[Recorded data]
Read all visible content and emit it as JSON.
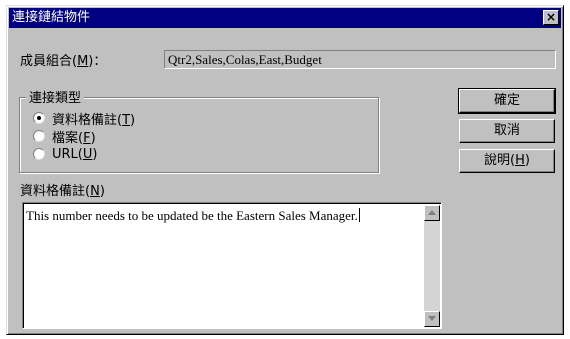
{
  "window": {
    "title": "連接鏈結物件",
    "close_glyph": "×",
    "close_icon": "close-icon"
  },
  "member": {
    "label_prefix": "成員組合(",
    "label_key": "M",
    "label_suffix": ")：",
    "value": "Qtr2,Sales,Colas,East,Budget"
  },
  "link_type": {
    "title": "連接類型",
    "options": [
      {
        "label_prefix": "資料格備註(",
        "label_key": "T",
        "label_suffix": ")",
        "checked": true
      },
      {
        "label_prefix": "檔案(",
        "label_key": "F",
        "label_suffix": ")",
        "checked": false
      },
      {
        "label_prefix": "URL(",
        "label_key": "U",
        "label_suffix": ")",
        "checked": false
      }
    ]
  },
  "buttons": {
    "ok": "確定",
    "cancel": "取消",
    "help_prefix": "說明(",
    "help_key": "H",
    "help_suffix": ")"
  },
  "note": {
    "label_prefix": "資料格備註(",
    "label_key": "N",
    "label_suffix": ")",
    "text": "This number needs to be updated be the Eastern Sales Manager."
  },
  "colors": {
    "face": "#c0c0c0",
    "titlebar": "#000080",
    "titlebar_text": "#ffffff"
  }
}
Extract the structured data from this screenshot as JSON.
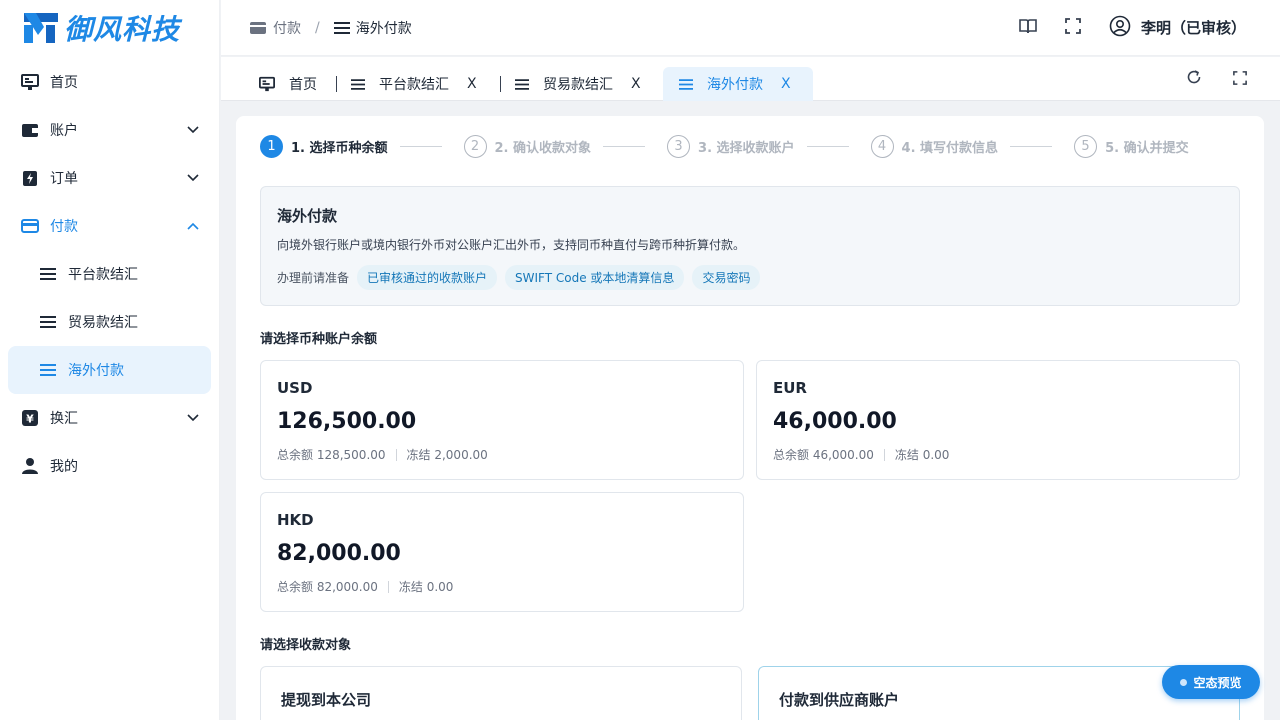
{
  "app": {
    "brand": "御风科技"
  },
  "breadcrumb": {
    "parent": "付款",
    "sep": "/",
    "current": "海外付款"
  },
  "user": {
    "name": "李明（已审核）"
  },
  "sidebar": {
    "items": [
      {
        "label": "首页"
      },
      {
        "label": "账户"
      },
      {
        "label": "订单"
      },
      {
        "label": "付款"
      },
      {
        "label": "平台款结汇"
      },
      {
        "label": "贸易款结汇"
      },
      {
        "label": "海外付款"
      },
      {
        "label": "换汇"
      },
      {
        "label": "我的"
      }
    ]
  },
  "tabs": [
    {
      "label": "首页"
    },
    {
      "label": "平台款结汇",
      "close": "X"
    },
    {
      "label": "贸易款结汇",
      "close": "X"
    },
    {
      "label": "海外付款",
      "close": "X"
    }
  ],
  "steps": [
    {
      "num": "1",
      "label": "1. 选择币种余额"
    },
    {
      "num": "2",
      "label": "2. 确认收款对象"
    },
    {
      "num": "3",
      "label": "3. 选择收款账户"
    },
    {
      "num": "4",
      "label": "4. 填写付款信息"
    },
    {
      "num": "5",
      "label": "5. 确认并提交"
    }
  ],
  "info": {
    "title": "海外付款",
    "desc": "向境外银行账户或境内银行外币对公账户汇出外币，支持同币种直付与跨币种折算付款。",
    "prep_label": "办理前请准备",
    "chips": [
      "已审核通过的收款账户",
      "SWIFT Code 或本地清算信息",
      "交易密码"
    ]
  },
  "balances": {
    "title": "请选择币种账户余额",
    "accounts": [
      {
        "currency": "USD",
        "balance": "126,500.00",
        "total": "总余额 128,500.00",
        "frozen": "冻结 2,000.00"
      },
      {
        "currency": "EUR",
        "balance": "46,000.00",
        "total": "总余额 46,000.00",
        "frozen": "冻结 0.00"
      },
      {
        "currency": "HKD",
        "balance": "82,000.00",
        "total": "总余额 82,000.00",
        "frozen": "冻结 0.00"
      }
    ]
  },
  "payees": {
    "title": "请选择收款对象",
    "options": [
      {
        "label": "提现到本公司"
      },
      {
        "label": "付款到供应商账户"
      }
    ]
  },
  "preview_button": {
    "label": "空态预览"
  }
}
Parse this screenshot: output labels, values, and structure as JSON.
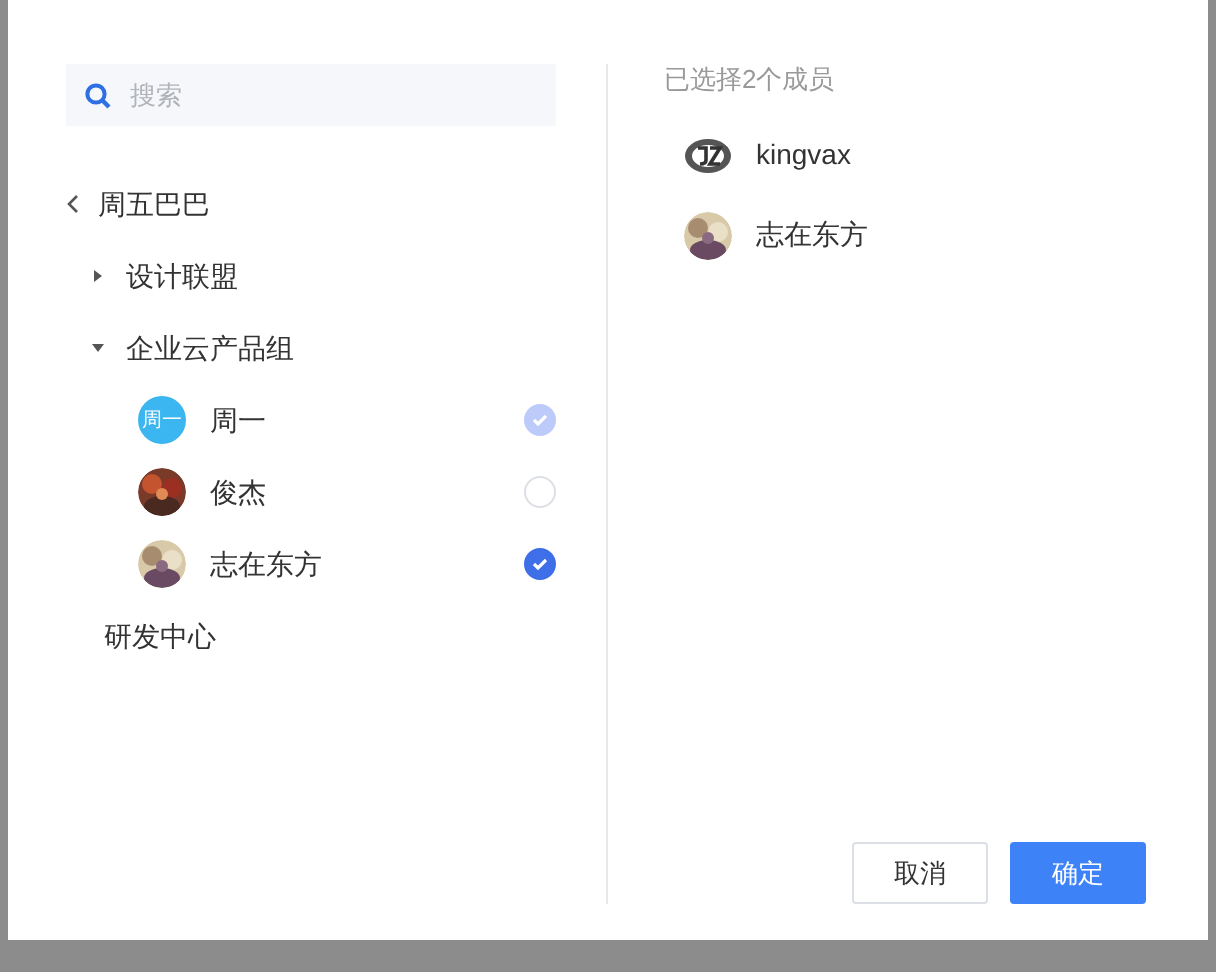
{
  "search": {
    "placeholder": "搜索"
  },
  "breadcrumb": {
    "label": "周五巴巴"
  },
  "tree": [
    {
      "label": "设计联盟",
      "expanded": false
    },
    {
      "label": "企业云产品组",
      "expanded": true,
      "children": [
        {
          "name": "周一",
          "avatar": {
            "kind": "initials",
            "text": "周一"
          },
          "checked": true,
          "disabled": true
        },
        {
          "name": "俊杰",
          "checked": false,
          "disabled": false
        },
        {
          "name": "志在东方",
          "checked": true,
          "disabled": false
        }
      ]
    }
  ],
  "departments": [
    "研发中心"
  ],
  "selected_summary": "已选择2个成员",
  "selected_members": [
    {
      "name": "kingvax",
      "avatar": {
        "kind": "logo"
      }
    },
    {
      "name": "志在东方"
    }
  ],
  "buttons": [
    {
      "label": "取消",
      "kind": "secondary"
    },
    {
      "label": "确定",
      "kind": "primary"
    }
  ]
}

▶ _EXERCISE GOAL_
Repeat the material exactly as it reads, without any of its pictures.

▶ _SOLUTION FOR THIS TASK_
Read all visible content and emit it as JSON.
{
  "window": {
    "title": "連接鏈結物件",
    "close_glyph": "×",
    "close_icon": "close-icon"
  },
  "member": {
    "label_prefix": "成員組合(",
    "label_key": "M",
    "label_suffix": ")：",
    "value": "Qtr2,Sales,Colas,East,Budget"
  },
  "link_type": {
    "title": "連接類型",
    "options": [
      {
        "label_prefix": "資料格備註(",
        "label_key": "T",
        "label_suffix": ")",
        "checked": true
      },
      {
        "label_prefix": "檔案(",
        "label_key": "F",
        "label_suffix": ")",
        "checked": false
      },
      {
        "label_prefix": "URL(",
        "label_key": "U",
        "label_suffix": ")",
        "checked": false
      }
    ]
  },
  "buttons": {
    "ok": "確定",
    "cancel": "取消",
    "help_prefix": "說明(",
    "help_key": "H",
    "help_suffix": ")"
  },
  "note": {
    "label_prefix": "資料格備註(",
    "label_key": "N",
    "label_suffix": ")",
    "text": "This number needs to be updated be the Eastern Sales Manager."
  },
  "colors": {
    "face": "#c0c0c0",
    "titlebar": "#000080",
    "titlebar_text": "#ffffff"
  }
}
Extract the structured data from this screenshot as JSON.
{
  "app": {
    "brand": "御风科技"
  },
  "breadcrumb": {
    "parent": "付款",
    "sep": "/",
    "current": "海外付款"
  },
  "user": {
    "name": "李明（已审核）"
  },
  "sidebar": {
    "items": [
      {
        "label": "首页"
      },
      {
        "label": "账户"
      },
      {
        "label": "订单"
      },
      {
        "label": "付款"
      },
      {
        "label": "平台款结汇"
      },
      {
        "label": "贸易款结汇"
      },
      {
        "label": "海外付款"
      },
      {
        "label": "换汇"
      },
      {
        "label": "我的"
      }
    ]
  },
  "tabs": [
    {
      "label": "首页"
    },
    {
      "label": "平台款结汇",
      "close": "X"
    },
    {
      "label": "贸易款结汇",
      "close": "X"
    },
    {
      "label": "海外付款",
      "close": "X"
    }
  ],
  "steps": [
    {
      "num": "1",
      "label": "1. 选择币种余额"
    },
    {
      "num": "2",
      "label": "2. 确认收款对象"
    },
    {
      "num": "3",
      "label": "3. 选择收款账户"
    },
    {
      "num": "4",
      "label": "4. 填写付款信息"
    },
    {
      "num": "5",
      "label": "5. 确认并提交"
    }
  ],
  "info": {
    "title": "海外付款",
    "desc": "向境外银行账户或境内银行外币对公账户汇出外币，支持同币种直付与跨币种折算付款。",
    "prep_label": "办理前请准备",
    "chips": [
      "已审核通过的收款账户",
      "SWIFT Code 或本地清算信息",
      "交易密码"
    ]
  },
  "balances": {
    "title": "请选择币种账户余额",
    "accounts": [
      {
        "currency": "USD",
        "balance": "126,500.00",
        "total": "总余额 128,500.00",
        "frozen": "冻结 2,000.00"
      },
      {
        "currency": "EUR",
        "balance": "46,000.00",
        "total": "总余额 46,000.00",
        "frozen": "冻结 0.00"
      },
      {
        "currency": "HKD",
        "balance": "82,000.00",
        "total": "总余额 82,000.00",
        "frozen": "冻结 0.00"
      }
    ]
  },
  "payees": {
    "title": "请选择收款对象",
    "options": [
      {
        "label": "提现到本公司"
      },
      {
        "label": "付款到供应商账户"
      }
    ]
  },
  "preview_button": {
    "label": "空态预览"
  }
}
Parse this screenshot: output labels, values, and structure as JSON.
{
  "search": {
    "placeholder": "搜索"
  },
  "breadcrumb": {
    "label": "周五巴巴"
  },
  "tree": [
    {
      "label": "设计联盟",
      "expanded": false
    },
    {
      "label": "企业云产品组",
      "expanded": true,
      "children": [
        {
          "name": "周一",
          "avatar": {
            "kind": "initials",
            "text": "周一"
          },
          "checked": true,
          "disabled": true
        },
        {
          "name": "俊杰",
          "checked": false,
          "disabled": false
        },
        {
          "name": "志在东方",
          "checked": true,
          "disabled": false
        }
      ]
    }
  ],
  "departments": [
    "研发中心"
  ],
  "selected_summary": "已选择2个成员",
  "selected_members": [
    {
      "name": "kingvax",
      "avatar": {
        "kind": "logo"
      }
    },
    {
      "name": "志在东方"
    }
  ],
  "buttons": [
    {
      "label": "取消",
      "kind": "secondary"
    },
    {
      "label": "确定",
      "kind": "primary"
    }
  ]
}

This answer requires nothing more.